## EXERCISE AIM:
Copy the records below exactly as they are written.
start RECORDS SUPPLIED
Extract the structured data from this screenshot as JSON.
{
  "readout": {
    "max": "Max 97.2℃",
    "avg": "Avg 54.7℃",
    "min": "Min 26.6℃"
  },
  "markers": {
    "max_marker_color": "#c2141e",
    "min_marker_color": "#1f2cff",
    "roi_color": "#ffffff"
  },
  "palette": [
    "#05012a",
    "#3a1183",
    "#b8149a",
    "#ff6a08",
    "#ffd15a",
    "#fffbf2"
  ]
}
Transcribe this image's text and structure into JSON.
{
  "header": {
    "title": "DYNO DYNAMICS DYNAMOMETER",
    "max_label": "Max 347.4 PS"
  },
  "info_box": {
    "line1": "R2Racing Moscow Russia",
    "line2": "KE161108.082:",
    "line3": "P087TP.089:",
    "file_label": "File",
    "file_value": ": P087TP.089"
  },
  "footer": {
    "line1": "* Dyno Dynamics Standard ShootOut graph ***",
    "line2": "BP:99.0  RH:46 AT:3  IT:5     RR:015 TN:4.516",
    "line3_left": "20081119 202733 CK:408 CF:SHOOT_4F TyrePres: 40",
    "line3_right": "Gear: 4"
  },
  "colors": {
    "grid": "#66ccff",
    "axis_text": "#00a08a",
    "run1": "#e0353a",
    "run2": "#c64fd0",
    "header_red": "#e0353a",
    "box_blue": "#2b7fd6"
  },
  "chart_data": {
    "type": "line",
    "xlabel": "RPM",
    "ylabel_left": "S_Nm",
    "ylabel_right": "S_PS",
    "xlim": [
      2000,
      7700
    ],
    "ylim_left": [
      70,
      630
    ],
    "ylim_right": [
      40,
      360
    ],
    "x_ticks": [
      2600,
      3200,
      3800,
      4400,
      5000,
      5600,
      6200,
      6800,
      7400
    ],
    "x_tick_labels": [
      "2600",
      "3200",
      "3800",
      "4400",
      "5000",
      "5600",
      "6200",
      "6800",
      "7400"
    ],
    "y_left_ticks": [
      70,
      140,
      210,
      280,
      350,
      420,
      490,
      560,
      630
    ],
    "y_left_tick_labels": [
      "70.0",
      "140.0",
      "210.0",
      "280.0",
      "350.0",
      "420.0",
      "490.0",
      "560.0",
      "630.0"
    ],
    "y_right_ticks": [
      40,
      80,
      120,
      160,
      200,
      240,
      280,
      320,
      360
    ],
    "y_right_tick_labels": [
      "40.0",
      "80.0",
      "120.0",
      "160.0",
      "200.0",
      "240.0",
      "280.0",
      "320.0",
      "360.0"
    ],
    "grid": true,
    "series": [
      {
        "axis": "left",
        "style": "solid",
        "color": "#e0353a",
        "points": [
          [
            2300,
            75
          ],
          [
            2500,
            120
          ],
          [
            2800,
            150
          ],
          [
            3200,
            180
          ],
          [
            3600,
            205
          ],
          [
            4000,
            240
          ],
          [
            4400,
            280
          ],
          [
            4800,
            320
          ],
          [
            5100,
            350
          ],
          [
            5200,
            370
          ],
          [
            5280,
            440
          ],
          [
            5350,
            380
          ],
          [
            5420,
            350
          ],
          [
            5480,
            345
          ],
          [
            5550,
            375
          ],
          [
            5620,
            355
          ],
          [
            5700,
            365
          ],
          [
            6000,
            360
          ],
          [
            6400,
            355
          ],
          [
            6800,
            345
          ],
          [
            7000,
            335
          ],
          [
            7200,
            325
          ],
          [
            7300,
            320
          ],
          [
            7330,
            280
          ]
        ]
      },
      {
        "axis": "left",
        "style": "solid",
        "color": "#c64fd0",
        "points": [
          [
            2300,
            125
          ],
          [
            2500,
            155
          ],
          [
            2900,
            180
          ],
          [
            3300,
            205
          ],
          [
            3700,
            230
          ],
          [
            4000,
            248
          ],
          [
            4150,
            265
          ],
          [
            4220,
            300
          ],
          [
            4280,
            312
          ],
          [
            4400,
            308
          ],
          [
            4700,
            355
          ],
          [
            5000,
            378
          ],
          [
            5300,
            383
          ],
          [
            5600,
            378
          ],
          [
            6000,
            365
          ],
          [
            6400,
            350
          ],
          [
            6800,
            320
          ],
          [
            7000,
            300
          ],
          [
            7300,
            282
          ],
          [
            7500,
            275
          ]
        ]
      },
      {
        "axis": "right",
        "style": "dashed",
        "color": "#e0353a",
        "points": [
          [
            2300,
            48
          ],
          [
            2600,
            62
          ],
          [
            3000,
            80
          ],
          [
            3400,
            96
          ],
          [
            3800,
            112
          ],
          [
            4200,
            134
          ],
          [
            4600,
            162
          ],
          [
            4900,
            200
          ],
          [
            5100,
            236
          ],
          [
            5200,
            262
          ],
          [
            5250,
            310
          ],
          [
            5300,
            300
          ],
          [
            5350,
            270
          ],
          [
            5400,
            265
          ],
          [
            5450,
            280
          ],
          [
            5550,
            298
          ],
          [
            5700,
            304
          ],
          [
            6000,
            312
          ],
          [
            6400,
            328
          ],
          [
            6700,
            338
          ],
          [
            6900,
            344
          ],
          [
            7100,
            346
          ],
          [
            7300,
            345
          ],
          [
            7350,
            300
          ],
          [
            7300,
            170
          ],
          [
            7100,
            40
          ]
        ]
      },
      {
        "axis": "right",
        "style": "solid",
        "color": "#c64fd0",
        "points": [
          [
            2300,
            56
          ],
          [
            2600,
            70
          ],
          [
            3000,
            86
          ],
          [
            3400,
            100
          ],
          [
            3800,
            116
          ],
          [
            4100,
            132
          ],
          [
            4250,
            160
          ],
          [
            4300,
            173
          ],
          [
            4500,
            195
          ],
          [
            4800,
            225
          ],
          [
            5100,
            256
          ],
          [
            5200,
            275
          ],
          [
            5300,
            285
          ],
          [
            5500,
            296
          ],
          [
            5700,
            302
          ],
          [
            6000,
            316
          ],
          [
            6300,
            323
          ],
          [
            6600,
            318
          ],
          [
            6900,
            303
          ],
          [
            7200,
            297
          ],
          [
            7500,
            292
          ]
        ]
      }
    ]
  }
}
end RECORDS SUPPLIED
## ANSWER TO THE EXERCISE:
Extract the structured data from this screenshot as JSON.
{
  "readout": {
    "max": "Max 97.2℃",
    "avg": "Avg 54.7℃",
    "min": "Min 26.6℃"
  },
  "markers": {
    "max_marker_color": "#c2141e",
    "min_marker_color": "#1f2cff",
    "roi_color": "#ffffff"
  },
  "palette": [
    "#05012a",
    "#3a1183",
    "#b8149a",
    "#ff6a08",
    "#ffd15a",
    "#fffbf2"
  ]
}
Transcribe this image's text and structure into JSON.
{
  "header": {
    "title": "DYNO DYNAMICS DYNAMOMETER",
    "max_label": "Max 347.4 PS"
  },
  "info_box": {
    "line1": "R2Racing Moscow Russia",
    "line2": "KE161108.082:",
    "line3": "P087TP.089:",
    "file_label": "File",
    "file_value": ": P087TP.089"
  },
  "footer": {
    "line1": "* Dyno Dynamics Standard ShootOut graph ***",
    "line2": "BP:99.0  RH:46 AT:3  IT:5     RR:015 TN:4.516",
    "line3_left": "20081119 202733 CK:408 CF:SHOOT_4F TyrePres: 40",
    "line3_right": "Gear: 4"
  },
  "colors": {
    "grid": "#66ccff",
    "axis_text": "#00a08a",
    "run1": "#e0353a",
    "run2": "#c64fd0",
    "header_red": "#e0353a",
    "box_blue": "#2b7fd6"
  },
  "chart_data": {
    "type": "line",
    "xlabel": "RPM",
    "ylabel_left": "S_Nm",
    "ylabel_right": "S_PS",
    "xlim": [
      2000,
      7700
    ],
    "ylim_left": [
      70,
      630
    ],
    "ylim_right": [
      40,
      360
    ],
    "x_ticks": [
      2600,
      3200,
      3800,
      4400,
      5000,
      5600,
      6200,
      6800,
      7400
    ],
    "x_tick_labels": [
      "2600",
      "3200",
      "3800",
      "4400",
      "5000",
      "5600",
      "6200",
      "6800",
      "7400"
    ],
    "y_left_ticks": [
      70,
      140,
      210,
      280,
      350,
      420,
      490,
      560,
      630
    ],
    "y_left_tick_labels": [
      "70.0",
      "140.0",
      "210.0",
      "280.0",
      "350.0",
      "420.0",
      "490.0",
      "560.0",
      "630.0"
    ],
    "y_right_ticks": [
      40,
      80,
      120,
      160,
      200,
      240,
      280,
      320,
      360
    ],
    "y_right_tick_labels": [
      "40.0",
      "80.0",
      "120.0",
      "160.0",
      "200.0",
      "240.0",
      "280.0",
      "320.0",
      "360.0"
    ],
    "grid": true,
    "series": [
      {
        "axis": "left",
        "style": "solid",
        "color": "#e0353a",
        "points": [
          [
            2300,
            75
          ],
          [
            2500,
            120
          ],
          [
            2800,
            150
          ],
          [
            3200,
            180
          ],
          [
            3600,
            205
          ],
          [
            4000,
            240
          ],
          [
            4400,
            280
          ],
          [
            4800,
            320
          ],
          [
            5100,
            350
          ],
          [
            5200,
            370
          ],
          [
            5280,
            440
          ],
          [
            5350,
            380
          ],
          [
            5420,
            350
          ],
          [
            5480,
            345
          ],
          [
            5550,
            375
          ],
          [
            5620,
            355
          ],
          [
            5700,
            365
          ],
          [
            6000,
            360
          ],
          [
            6400,
            355
          ],
          [
            6800,
            345
          ],
          [
            7000,
            335
          ],
          [
            7200,
            325
          ],
          [
            7300,
            320
          ],
          [
            7330,
            280
          ]
        ]
      },
      {
        "axis": "left",
        "style": "solid",
        "color": "#c64fd0",
        "points": [
          [
            2300,
            125
          ],
          [
            2500,
            155
          ],
          [
            2900,
            180
          ],
          [
            3300,
            205
          ],
          [
            3700,
            230
          ],
          [
            4000,
            248
          ],
          [
            4150,
            265
          ],
          [
            4220,
            300
          ],
          [
            4280,
            312
          ],
          [
            4400,
            308
          ],
          [
            4700,
            355
          ],
          [
            5000,
            378
          ],
          [
            5300,
            383
          ],
          [
            5600,
            378
          ],
          [
            6000,
            365
          ],
          [
            6400,
            350
          ],
          [
            6800,
            320
          ],
          [
            7000,
            300
          ],
          [
            7300,
            282
          ],
          [
            7500,
            275
          ]
        ]
      },
      {
        "axis": "right",
        "style": "dashed",
        "color": "#e0353a",
        "points": [
          [
            2300,
            48
          ],
          [
            2600,
            62
          ],
          [
            3000,
            80
          ],
          [
            3400,
            96
          ],
          [
            3800,
            112
          ],
          [
            4200,
            134
          ],
          [
            4600,
            162
          ],
          [
            4900,
            200
          ],
          [
            5100,
            236
          ],
          [
            5200,
            262
          ],
          [
            5250,
            310
          ],
          [
            5300,
            300
          ],
          [
            5350,
            270
          ],
          [
            5400,
            265
          ],
          [
            5450,
            280
          ],
          [
            5550,
            298
          ],
          [
            5700,
            304
          ],
          [
            6000,
            312
          ],
          [
            6400,
            328
          ],
          [
            6700,
            338
          ],
          [
            6900,
            344
          ],
          [
            7100,
            346
          ],
          [
            7300,
            345
          ],
          [
            7350,
            300
          ],
          [
            7300,
            170
          ],
          [
            7100,
            40
          ]
        ]
      },
      {
        "axis": "right",
        "style": "solid",
        "color": "#c64fd0",
        "points": [
          [
            2300,
            56
          ],
          [
            2600,
            70
          ],
          [
            3000,
            86
          ],
          [
            3400,
            100
          ],
          [
            3800,
            116
          ],
          [
            4100,
            132
          ],
          [
            4250,
            160
          ],
          [
            4300,
            173
          ],
          [
            4500,
            195
          ],
          [
            4800,
            225
          ],
          [
            5100,
            256
          ],
          [
            5200,
            275
          ],
          [
            5300,
            285
          ],
          [
            5500,
            296
          ],
          [
            5700,
            302
          ],
          [
            6000,
            316
          ],
          [
            6300,
            323
          ],
          [
            6600,
            318
          ],
          [
            6900,
            303
          ],
          [
            7200,
            297
          ],
          [
            7500,
            292
          ]
        ]
      }
    ]
  }
}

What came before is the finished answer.